(Stored entries)
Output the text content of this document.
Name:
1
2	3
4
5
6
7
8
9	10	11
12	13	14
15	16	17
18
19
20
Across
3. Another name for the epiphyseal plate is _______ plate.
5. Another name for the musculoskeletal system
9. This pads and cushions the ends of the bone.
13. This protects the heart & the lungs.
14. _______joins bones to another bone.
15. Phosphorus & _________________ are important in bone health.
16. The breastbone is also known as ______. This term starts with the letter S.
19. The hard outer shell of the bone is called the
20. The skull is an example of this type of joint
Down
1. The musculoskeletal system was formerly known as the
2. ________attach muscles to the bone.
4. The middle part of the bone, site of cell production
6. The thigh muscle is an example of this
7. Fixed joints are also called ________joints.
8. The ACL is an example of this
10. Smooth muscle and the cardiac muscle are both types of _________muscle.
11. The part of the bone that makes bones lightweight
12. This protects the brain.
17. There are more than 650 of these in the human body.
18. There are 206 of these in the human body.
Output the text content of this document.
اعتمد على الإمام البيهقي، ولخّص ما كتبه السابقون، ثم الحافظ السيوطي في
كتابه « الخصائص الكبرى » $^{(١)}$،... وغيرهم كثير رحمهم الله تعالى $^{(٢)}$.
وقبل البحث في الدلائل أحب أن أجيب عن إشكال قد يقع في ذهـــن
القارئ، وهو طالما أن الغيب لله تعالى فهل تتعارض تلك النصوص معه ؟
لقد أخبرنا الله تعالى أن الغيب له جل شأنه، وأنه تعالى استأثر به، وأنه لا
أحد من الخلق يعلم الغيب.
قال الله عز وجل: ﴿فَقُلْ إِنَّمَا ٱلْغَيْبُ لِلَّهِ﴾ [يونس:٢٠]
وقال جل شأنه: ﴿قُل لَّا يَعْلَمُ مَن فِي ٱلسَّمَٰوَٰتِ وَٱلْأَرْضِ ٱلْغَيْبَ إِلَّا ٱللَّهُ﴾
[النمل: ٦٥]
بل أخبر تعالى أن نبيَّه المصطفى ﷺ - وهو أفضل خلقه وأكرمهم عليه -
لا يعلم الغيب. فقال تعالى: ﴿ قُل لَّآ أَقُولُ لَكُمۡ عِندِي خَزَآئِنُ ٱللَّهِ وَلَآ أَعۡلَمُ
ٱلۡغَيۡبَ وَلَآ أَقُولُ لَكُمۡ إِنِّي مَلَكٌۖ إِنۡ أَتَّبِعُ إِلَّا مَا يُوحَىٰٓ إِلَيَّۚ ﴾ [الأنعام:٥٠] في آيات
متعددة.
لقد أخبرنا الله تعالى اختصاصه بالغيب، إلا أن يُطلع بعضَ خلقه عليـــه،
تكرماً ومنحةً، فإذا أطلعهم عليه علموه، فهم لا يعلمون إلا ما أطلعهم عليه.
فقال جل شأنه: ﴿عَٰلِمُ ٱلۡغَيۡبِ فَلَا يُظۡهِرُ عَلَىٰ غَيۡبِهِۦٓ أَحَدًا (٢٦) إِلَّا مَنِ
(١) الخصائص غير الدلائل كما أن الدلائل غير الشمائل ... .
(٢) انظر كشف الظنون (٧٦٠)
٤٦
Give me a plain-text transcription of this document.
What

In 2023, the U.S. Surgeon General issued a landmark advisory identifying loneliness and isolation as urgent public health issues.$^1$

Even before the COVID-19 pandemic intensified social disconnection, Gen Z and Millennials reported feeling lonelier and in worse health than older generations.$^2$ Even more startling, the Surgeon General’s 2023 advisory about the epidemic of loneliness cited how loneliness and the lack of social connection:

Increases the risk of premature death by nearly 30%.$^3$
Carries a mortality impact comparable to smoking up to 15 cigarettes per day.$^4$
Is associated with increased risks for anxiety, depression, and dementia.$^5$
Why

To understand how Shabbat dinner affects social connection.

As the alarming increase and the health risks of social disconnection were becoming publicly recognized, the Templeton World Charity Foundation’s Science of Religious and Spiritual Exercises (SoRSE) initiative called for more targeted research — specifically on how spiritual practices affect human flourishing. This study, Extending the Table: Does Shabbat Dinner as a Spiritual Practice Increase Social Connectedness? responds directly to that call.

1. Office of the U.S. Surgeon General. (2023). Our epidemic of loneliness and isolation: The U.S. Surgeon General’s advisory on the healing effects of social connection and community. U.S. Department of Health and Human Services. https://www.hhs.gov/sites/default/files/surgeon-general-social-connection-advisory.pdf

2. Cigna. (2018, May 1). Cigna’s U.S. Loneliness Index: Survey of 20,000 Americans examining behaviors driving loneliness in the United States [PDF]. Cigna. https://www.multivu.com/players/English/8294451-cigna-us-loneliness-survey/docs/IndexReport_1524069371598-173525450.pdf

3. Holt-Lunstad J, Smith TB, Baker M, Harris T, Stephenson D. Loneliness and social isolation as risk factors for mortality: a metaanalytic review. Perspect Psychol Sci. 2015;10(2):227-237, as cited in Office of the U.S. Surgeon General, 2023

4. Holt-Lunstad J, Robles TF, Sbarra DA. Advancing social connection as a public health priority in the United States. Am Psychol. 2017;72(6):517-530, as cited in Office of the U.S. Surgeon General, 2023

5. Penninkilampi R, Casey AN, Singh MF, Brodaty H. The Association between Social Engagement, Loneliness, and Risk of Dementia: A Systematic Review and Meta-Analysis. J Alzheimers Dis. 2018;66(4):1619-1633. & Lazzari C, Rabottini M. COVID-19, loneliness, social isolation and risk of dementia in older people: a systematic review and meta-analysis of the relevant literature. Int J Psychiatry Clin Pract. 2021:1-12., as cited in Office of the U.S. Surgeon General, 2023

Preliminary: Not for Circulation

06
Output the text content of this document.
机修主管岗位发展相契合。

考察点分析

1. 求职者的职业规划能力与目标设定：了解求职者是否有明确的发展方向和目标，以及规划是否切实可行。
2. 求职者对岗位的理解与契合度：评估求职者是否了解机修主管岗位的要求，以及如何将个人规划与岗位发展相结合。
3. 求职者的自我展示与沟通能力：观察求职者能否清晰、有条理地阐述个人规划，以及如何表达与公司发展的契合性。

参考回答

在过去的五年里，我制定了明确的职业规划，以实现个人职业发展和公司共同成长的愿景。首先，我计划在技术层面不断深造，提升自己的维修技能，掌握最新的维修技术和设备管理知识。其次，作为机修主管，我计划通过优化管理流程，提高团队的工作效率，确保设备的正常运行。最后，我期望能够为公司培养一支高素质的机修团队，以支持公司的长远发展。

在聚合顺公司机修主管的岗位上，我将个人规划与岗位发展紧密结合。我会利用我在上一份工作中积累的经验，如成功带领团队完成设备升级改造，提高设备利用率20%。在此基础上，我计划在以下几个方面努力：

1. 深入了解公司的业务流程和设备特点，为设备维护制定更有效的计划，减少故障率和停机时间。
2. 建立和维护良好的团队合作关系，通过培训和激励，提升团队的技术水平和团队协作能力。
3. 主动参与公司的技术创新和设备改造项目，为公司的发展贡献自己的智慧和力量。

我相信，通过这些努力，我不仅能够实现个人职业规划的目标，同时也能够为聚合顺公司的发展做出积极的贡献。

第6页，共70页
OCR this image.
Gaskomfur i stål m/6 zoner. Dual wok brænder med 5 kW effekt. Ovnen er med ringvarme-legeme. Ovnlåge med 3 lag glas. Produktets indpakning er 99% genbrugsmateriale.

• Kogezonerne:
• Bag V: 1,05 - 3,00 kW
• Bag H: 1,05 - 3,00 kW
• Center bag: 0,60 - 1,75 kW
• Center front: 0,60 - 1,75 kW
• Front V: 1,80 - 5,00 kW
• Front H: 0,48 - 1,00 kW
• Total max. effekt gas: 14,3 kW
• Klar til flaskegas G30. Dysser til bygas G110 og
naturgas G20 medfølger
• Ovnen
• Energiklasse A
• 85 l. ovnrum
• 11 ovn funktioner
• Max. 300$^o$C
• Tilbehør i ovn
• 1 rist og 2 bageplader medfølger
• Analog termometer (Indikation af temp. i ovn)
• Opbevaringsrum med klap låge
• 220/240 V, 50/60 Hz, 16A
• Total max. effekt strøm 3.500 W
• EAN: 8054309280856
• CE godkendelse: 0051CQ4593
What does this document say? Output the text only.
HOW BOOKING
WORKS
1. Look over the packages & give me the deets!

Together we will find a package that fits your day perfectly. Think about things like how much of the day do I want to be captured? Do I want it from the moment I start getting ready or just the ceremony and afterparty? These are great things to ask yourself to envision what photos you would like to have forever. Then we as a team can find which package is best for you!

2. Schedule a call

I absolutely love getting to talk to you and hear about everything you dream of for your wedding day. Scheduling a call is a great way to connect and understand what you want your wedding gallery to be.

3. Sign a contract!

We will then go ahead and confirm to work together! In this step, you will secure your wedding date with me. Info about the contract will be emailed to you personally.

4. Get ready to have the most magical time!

= WORK TO BE COMPLETED =
Go through the listing above and pull out each line containing the word "شأنه".

= ANSWER FOR THIS EXERCISE =
لقد أخبرنا الله تعالى أن الغيب له جل شأنه، وأنه تعالى استأثر به، وأنه لا
وقال جل شأنه: ﴿قُل لَّا يَعْلَمُ مَن فِي ٱلسَّمَٰوَٰتِ وَٱلْأَرْضِ ٱلْغَيْبَ إِلَّا ٱللَّهُ﴾
فقال جل شأنه: ﴿عَٰلِمُ ٱلۡغَيۡبِ فَلَا يُظۡهِرُ عَلَىٰ غَيۡبِهِۦٓ أَحَدًا (٢٦) إِلَّا مَنِ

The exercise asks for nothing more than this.